Excerpts from a figure dataset:
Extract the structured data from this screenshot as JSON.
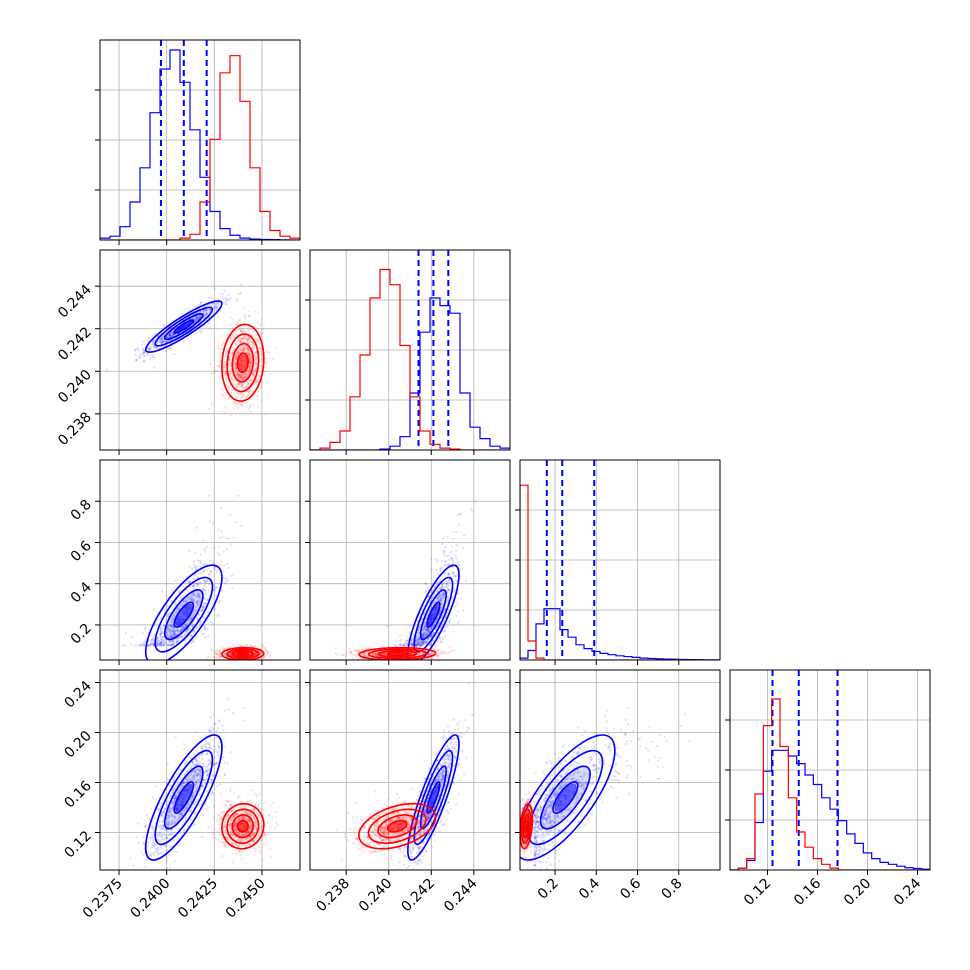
{
  "colors": {
    "blue": "#0000ff",
    "red": "#ff0000",
    "grid": "#b0b0b0",
    "frame": "#000000"
  },
  "chart_data": {
    "type": "corner",
    "grid": true,
    "n_parameters": 4,
    "parameters": [
      {
        "range": [
          0.2365,
          0.247
        ],
        "ticks": [
          "0.2375",
          "0.2400",
          "0.2425",
          "0.2450"
        ],
        "tick_values": [
          0.2375,
          0.24,
          0.2425,
          0.245
        ]
      },
      {
        "range": [
          0.2363,
          0.2457
        ],
        "ticks": [
          "0.238",
          "0.240",
          "0.242",
          "0.244"
        ],
        "tick_values": [
          0.238,
          0.24,
          0.242,
          0.244
        ]
      },
      {
        "range": [
          0.03,
          1.0
        ],
        "ticks": [
          "0.2",
          "0.4",
          "0.6",
          "0.8"
        ],
        "tick_values": [
          0.2,
          0.4,
          0.6,
          0.8
        ]
      },
      {
        "range": [
          0.09,
          0.25
        ],
        "ticks": [
          "0.12",
          "0.16",
          "0.20",
          "0.24"
        ],
        "tick_values": [
          0.12,
          0.16,
          0.2,
          0.24
        ]
      }
    ],
    "series": [
      {
        "color": "#0000ff",
        "quantiles": [
          [
            0.2397,
            0.2409,
            0.2421
          ],
          [
            0.2414,
            0.2421,
            0.2428
          ],
          [
            0.16,
            0.235,
            0.39
          ],
          [
            0.124,
            0.145,
            0.176
          ]
        ],
        "means": [
          0.2409,
          0.2421,
          0.25,
          0.148
        ],
        "sds": [
          0.001,
          0.0006,
          0.12,
          0.025
        ],
        "correlations": {
          "1-0": 0.9,
          "2-0": 0.75,
          "2-1": 0.8,
          "3-0": 0.8,
          "3-1": 0.85,
          "3-2": 0.75
        },
        "histogram_heights": [
          [
            0.01,
            0.02,
            0.07,
            0.2,
            0.38,
            0.67,
            0.9,
            1.0,
            0.83,
            0.58,
            0.33,
            0.15,
            0.06,
            0.025,
            0.01,
            0.005,
            0.003,
            0.002,
            0.001,
            0.0
          ],
          [
            0.0,
            0.0,
            0.0,
            0.0,
            0.0,
            0.0,
            0.0,
            0.005,
            0.02,
            0.07,
            0.3,
            0.62,
            0.8,
            0.76,
            0.72,
            0.3,
            0.12,
            0.06,
            0.02,
            0.01
          ],
          [
            0.01,
            0.05,
            0.19,
            0.27,
            0.27,
            0.16,
            0.12,
            0.08,
            0.06,
            0.045,
            0.035,
            0.028,
            0.022,
            0.018,
            0.014,
            0.01,
            0.008,
            0.006,
            0.005,
            0.004,
            0.003,
            0.002,
            0.0015,
            0.001,
            0.001
          ],
          [
            0.0,
            0.01,
            0.05,
            0.25,
            0.52,
            0.63,
            0.63,
            0.6,
            0.56,
            0.5,
            0.45,
            0.38,
            0.32,
            0.26,
            0.19,
            0.14,
            0.09,
            0.06,
            0.04,
            0.03,
            0.02,
            0.012,
            0.008,
            0.004
          ]
        ]
      },
      {
        "color": "#ff0000",
        "quantiles": [],
        "means": [
          0.244,
          0.2404,
          0.06,
          0.125
        ],
        "sds": [
          0.00055,
          0.0009,
          0.015,
          0.009
        ],
        "correlations": {
          "1-0": 0.1,
          "2-0": 0.05,
          "2-1": 0.1,
          "3-0": 0.05,
          "3-1": 0.4,
          "3-2": 0.3
        },
        "histogram_heights": [
          [
            0.0,
            0.0,
            0.0,
            0.0,
            0.0,
            0.0,
            0.0,
            0.0,
            0.01,
            0.03,
            0.2,
            0.53,
            0.88,
            0.97,
            0.73,
            0.38,
            0.15,
            0.05,
            0.02,
            0.01
          ],
          [
            0.0,
            0.01,
            0.04,
            0.1,
            0.28,
            0.5,
            0.8,
            0.95,
            0.87,
            0.55,
            0.28,
            0.1,
            0.03,
            0.01,
            0.005,
            0.0,
            0.0,
            0.0,
            0.0,
            0.0
          ],
          [
            0.92,
            0.1,
            0.01,
            0.0,
            0.0,
            0.0,
            0.0,
            0.0,
            0.0,
            0.0,
            0.0,
            0.0,
            0.0,
            0.0,
            0.0,
            0.0,
            0.0,
            0.0,
            0.0,
            0.0,
            0.0,
            0.0,
            0.0,
            0.0,
            0.0
          ],
          [
            0.0,
            0.01,
            0.06,
            0.4,
            0.76,
            0.9,
            0.65,
            0.38,
            0.2,
            0.12,
            0.06,
            0.03,
            0.01,
            0.0,
            0.0,
            0.0,
            0.0,
            0.0,
            0.0,
            0.0,
            0.0,
            0.0,
            0.0,
            0.0
          ]
        ]
      }
    ],
    "contour_levels_sigma": [
      0.5,
      1.0,
      1.5,
      2.0
    ]
  }
}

## To do
Working from the lines above, reproduce the material exactly and exclude its pictures.

## Solution to this task
Extract the structured data from this screenshot as JSON.
{
  "colors": {
    "blue": "#0000ff",
    "red": "#ff0000",
    "grid": "#b0b0b0",
    "frame": "#000000"
  },
  "chart_data": {
    "type": "corner",
    "grid": true,
    "n_parameters": 4,
    "parameters": [
      {
        "range": [
          0.2365,
          0.247
        ],
        "ticks": [
          "0.2375",
          "0.2400",
          "0.2425",
          "0.2450"
        ],
        "tick_values": [
          0.2375,
          0.24,
          0.2425,
          0.245
        ]
      },
      {
        "range": [
          0.2363,
          0.2457
        ],
        "ticks": [
          "0.238",
          "0.240",
          "0.242",
          "0.244"
        ],
        "tick_values": [
          0.238,
          0.24,
          0.242,
          0.244
        ]
      },
      {
        "range": [
          0.03,
          1.0
        ],
        "ticks": [
          "0.2",
          "0.4",
          "0.6",
          "0.8"
        ],
        "tick_values": [
          0.2,
          0.4,
          0.6,
          0.8
        ]
      },
      {
        "range": [
          0.09,
          0.25
        ],
        "ticks": [
          "0.12",
          "0.16",
          "0.20",
          "0.24"
        ],
        "tick_values": [
          0.12,
          0.16,
          0.2,
          0.24
        ]
      }
    ],
    "series": [
      {
        "color": "#0000ff",
        "quantiles": [
          [
            0.2397,
            0.2409,
            0.2421
          ],
          [
            0.2414,
            0.2421,
            0.2428
          ],
          [
            0.16,
            0.235,
            0.39
          ],
          [
            0.124,
            0.145,
            0.176
          ]
        ],
        "means": [
          0.2409,
          0.2421,
          0.25,
          0.148
        ],
        "sds": [
          0.001,
          0.0006,
          0.12,
          0.025
        ],
        "correlations": {
          "1-0": 0.9,
          "2-0": 0.75,
          "2-1": 0.8,
          "3-0": 0.8,
          "3-1": 0.85,
          "3-2": 0.75
        },
        "histogram_heights": [
          [
            0.01,
            0.02,
            0.07,
            0.2,
            0.38,
            0.67,
            0.9,
            1.0,
            0.83,
            0.58,
            0.33,
            0.15,
            0.06,
            0.025,
            0.01,
            0.005,
            0.003,
            0.002,
            0.001,
            0.0
          ],
          [
            0.0,
            0.0,
            0.0,
            0.0,
            0.0,
            0.0,
            0.0,
            0.005,
            0.02,
            0.07,
            0.3,
            0.62,
            0.8,
            0.76,
            0.72,
            0.3,
            0.12,
            0.06,
            0.02,
            0.01
          ],
          [
            0.01,
            0.05,
            0.19,
            0.27,
            0.27,
            0.16,
            0.12,
            0.08,
            0.06,
            0.045,
            0.035,
            0.028,
            0.022,
            0.018,
            0.014,
            0.01,
            0.008,
            0.006,
            0.005,
            0.004,
            0.003,
            0.002,
            0.0015,
            0.001,
            0.001
          ],
          [
            0.0,
            0.01,
            0.05,
            0.25,
            0.52,
            0.63,
            0.63,
            0.6,
            0.56,
            0.5,
            0.45,
            0.38,
            0.32,
            0.26,
            0.19,
            0.14,
            0.09,
            0.06,
            0.04,
            0.03,
            0.02,
            0.012,
            0.008,
            0.004
          ]
        ]
      },
      {
        "color": "#ff0000",
        "quantiles": [],
        "means": [
          0.244,
          0.2404,
          0.06,
          0.125
        ],
        "sds": [
          0.00055,
          0.0009,
          0.015,
          0.009
        ],
        "correlations": {
          "1-0": 0.1,
          "2-0": 0.05,
          "2-1": 0.1,
          "3-0": 0.05,
          "3-1": 0.4,
          "3-2": 0.3
        },
        "histogram_heights": [
          [
            0.0,
            0.0,
            0.0,
            0.0,
            0.0,
            0.0,
            0.0,
            0.0,
            0.01,
            0.03,
            0.2,
            0.53,
            0.88,
            0.97,
            0.73,
            0.38,
            0.15,
            0.05,
            0.02,
            0.01
          ],
          [
            0.0,
            0.01,
            0.04,
            0.1,
            0.28,
            0.5,
            0.8,
            0.95,
            0.87,
            0.55,
            0.28,
            0.1,
            0.03,
            0.01,
            0.005,
            0.0,
            0.0,
            0.0,
            0.0,
            0.0
          ],
          [
            0.92,
            0.1,
            0.01,
            0.0,
            0.0,
            0.0,
            0.0,
            0.0,
            0.0,
            0.0,
            0.0,
            0.0,
            0.0,
            0.0,
            0.0,
            0.0,
            0.0,
            0.0,
            0.0,
            0.0,
            0.0,
            0.0,
            0.0,
            0.0,
            0.0
          ],
          [
            0.0,
            0.01,
            0.06,
            0.4,
            0.76,
            0.9,
            0.65,
            0.38,
            0.2,
            0.12,
            0.06,
            0.03,
            0.01,
            0.0,
            0.0,
            0.0,
            0.0,
            0.0,
            0.0,
            0.0,
            0.0,
            0.0,
            0.0,
            0.0
          ]
        ]
      }
    ],
    "contour_levels_sigma": [
      0.5,
      1.0,
      1.5,
      2.0
    ]
  }
}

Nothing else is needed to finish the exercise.